__What this task involves__. Please return the full listing below without altering anything.
====================
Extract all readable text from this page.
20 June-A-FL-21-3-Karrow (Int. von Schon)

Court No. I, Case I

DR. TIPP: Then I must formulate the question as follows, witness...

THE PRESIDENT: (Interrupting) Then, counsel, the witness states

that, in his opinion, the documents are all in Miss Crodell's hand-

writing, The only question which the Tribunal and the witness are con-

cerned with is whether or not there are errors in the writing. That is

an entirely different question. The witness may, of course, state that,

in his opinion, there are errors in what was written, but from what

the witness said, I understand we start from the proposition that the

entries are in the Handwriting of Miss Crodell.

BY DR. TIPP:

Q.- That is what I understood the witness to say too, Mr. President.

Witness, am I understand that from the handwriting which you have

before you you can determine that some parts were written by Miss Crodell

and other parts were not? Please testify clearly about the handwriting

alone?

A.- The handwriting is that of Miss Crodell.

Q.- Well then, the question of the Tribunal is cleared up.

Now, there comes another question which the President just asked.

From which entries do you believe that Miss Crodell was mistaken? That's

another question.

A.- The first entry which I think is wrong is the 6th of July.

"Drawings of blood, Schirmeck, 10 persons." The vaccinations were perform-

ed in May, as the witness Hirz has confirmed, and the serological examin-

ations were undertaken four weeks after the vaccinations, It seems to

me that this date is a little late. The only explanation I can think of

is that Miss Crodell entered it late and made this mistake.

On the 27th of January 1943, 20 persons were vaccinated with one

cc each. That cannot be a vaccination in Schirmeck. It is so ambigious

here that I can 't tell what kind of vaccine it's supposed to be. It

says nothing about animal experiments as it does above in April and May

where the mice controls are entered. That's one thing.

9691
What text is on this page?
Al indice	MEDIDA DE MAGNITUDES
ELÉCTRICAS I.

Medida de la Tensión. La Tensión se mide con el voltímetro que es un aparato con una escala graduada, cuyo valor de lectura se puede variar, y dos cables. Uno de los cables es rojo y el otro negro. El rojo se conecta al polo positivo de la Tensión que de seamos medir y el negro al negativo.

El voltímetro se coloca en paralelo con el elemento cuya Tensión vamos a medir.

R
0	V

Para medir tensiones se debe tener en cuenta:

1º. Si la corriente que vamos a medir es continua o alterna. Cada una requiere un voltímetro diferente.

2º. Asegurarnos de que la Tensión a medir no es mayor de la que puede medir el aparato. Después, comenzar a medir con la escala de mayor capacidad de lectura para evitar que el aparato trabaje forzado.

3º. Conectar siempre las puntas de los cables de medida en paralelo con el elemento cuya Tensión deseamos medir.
====================
__Response below__.
Extract all readable text from this page.
20 June-A-FL-21-3-Karrow (Int. von Schon)

Court No. I, Case I

DR. TIPP: Then I must formulate the question as follows, witness...

THE PRESIDENT: (Interrupting) Then, counsel, the witness states

that, in his opinion, the documents are all in Miss Crodell's hand-

writing, The only question which the Tribunal and the witness are con-

cerned with is whether or not there are errors in the writing. That is

an entirely different question. The witness may, of course, state that,

in his opinion, there are errors in what was written, but from what

the witness said, I understand we start from the proposition that the

entries are in the Handwriting of Miss Crodell.

BY DR. TIPP:

Q.- That is what I understood the witness to say too, Mr. President.

Witness, am I understand that from the handwriting which you have

before you you can determine that some parts were written by Miss Crodell

and other parts were not? Please testify clearly about the handwriting

alone?

A.- The handwriting is that of Miss Crodell.

Q.- Well then, the question of the Tribunal is cleared up.

Now, there comes another question which the President just asked.

From which entries do you believe that Miss Crodell was mistaken? That's

another question.

A.- The first entry which I think is wrong is the 6th of July.

"Drawings of blood, Schirmeck, 10 persons." The vaccinations were perform-

ed in May, as the witness Hirz has confirmed, and the serological examin-

ations were undertaken four weeks after the vaccinations, It seems to

me that this date is a little late. The only explanation I can think of

is that Miss Crodell entered it late and made this mistake.

On the 27th of January 1943, 20 persons were vaccinated with one

cc each. That cannot be a vaccination in Schirmeck. It is so ambigious

here that I can 't tell what kind of vaccine it's supposed to be. It

says nothing about animal experiments as it does above in April and May

where the mice controls are entered. That's one thing.

9691
What text is on this page?
Al indice	MEDIDA DE MAGNITUDES
ELÉCTRICAS I.

Medida de la Tensión. La Tensión se mide con el voltímetro que es un aparato con una escala graduada, cuyo valor de lectura se puede variar, y dos cables. Uno de los cables es rojo y el otro negro. El rojo se conecta al polo positivo de la Tensión que de seamos medir y el negro al negativo.

El voltímetro se coloca en paralelo con el elemento cuya Tensión vamos a medir.

R
0	V

Para medir tensiones se debe tener en cuenta:

1º. Si la corriente que vamos a medir es continua o alterna. Cada una requiere un voltímetro diferente.

2º. Asegurarnos de que la Tensión a medir no es mayor de la que puede medir el aparato. Después, comenzar a medir con la escala de mayor capacidad de lectura para evitar que el aparato trabaje forzado.

3º. Conectar siempre las puntas de los cables de medida en paralelo con el elemento cuya Tensión deseamos medir.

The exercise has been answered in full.